## [Written instruction]
Each line below should be retyped exactly, with no pictures.

|---|

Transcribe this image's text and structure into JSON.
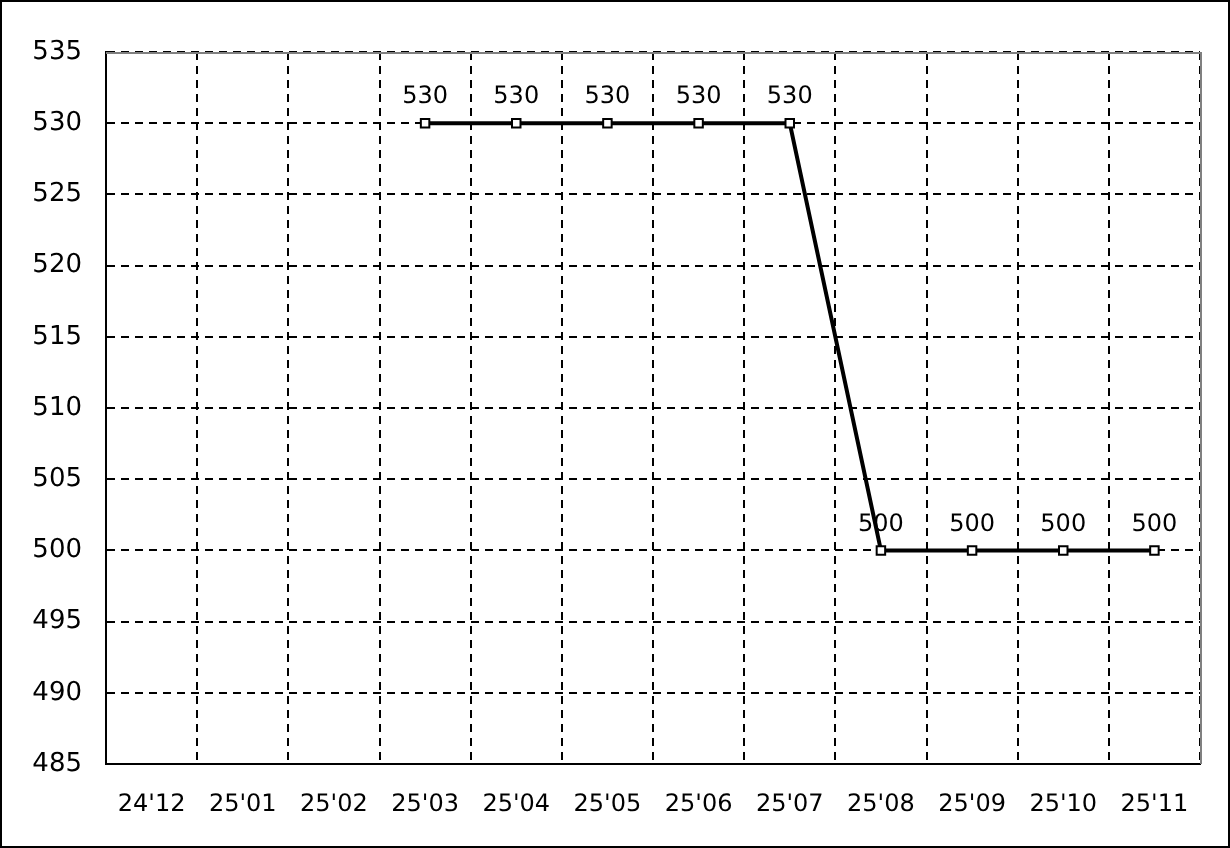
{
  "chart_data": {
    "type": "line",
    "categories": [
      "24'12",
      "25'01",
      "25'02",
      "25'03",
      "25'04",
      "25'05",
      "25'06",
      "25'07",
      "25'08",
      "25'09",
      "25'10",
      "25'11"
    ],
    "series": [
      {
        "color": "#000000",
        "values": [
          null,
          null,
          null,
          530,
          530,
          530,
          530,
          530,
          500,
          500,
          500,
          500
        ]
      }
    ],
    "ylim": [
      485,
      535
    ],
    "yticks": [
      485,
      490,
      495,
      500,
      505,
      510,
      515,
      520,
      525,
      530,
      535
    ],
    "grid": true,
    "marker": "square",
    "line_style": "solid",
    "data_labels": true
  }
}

|---|

## [Answer to this task]
Transcribe this image's text and structure into JSON.
{
  "chart_data": {
    "type": "line",
    "categories": [
      "24'12",
      "25'01",
      "25'02",
      "25'03",
      "25'04",
      "25'05",
      "25'06",
      "25'07",
      "25'08",
      "25'09",
      "25'10",
      "25'11"
    ],
    "series": [
      {
        "color": "#000000",
        "values": [
          null,
          null,
          null,
          530,
          530,
          530,
          530,
          530,
          500,
          500,
          500,
          500
        ]
      }
    ],
    "ylim": [
      485,
      535
    ],
    "yticks": [
      485,
      490,
      495,
      500,
      505,
      510,
      515,
      520,
      525,
      530,
      535
    ],
    "grid": true,
    "marker": "square",
    "line_style": "solid",
    "data_labels": true
  }
}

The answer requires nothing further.